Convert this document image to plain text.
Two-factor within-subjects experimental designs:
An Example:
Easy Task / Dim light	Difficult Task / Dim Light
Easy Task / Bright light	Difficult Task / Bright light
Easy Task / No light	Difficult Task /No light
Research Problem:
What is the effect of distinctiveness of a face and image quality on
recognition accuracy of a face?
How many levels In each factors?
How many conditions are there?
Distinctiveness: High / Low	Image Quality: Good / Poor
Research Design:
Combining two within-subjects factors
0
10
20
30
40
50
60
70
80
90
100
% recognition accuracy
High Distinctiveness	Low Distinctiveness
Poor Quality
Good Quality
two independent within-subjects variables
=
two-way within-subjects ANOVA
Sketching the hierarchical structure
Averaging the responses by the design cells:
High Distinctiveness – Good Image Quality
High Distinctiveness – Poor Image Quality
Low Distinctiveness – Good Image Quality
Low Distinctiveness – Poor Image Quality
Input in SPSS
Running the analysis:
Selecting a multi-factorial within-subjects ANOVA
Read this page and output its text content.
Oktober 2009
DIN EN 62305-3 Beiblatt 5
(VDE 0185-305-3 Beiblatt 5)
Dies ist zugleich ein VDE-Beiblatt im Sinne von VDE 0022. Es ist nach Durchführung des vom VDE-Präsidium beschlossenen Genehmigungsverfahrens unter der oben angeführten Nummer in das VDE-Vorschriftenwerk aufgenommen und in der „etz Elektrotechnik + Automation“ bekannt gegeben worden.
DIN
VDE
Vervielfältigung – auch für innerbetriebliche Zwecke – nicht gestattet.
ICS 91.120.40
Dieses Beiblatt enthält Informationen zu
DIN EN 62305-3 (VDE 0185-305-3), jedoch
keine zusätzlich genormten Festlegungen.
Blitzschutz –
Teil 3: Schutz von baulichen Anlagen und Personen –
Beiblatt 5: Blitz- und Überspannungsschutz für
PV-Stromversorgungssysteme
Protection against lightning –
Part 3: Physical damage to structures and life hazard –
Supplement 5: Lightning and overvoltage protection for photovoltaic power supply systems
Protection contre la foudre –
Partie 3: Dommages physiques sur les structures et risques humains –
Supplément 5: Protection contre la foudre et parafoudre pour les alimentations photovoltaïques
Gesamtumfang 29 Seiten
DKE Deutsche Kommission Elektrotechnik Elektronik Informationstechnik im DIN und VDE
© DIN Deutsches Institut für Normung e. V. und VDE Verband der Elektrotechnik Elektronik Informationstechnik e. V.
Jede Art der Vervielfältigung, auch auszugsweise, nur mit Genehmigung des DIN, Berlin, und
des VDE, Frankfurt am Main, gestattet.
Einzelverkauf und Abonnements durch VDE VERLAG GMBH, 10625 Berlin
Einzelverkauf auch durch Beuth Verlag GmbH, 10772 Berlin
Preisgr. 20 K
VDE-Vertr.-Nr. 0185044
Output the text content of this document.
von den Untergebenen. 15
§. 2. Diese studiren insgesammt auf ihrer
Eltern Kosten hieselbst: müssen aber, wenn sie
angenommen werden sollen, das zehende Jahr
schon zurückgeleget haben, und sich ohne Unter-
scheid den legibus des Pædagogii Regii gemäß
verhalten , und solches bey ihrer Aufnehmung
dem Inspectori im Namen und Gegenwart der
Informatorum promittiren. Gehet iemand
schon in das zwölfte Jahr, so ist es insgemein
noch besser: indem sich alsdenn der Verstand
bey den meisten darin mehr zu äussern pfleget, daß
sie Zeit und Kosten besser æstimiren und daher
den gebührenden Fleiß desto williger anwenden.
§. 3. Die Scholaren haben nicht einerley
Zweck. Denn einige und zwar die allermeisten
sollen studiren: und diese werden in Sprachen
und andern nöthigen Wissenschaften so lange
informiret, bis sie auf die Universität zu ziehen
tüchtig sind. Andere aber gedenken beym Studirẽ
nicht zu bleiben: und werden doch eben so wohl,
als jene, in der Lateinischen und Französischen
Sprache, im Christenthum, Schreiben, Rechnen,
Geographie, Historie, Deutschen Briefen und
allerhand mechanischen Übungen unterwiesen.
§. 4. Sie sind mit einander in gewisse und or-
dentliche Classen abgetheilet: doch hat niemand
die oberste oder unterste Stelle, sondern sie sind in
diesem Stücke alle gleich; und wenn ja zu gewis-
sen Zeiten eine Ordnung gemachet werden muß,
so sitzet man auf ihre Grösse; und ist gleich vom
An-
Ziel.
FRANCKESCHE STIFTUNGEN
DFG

━━━━━━

The task: If a line in the records holds the word "Berlin", count it, then give only the total.

Response to this exercise: 3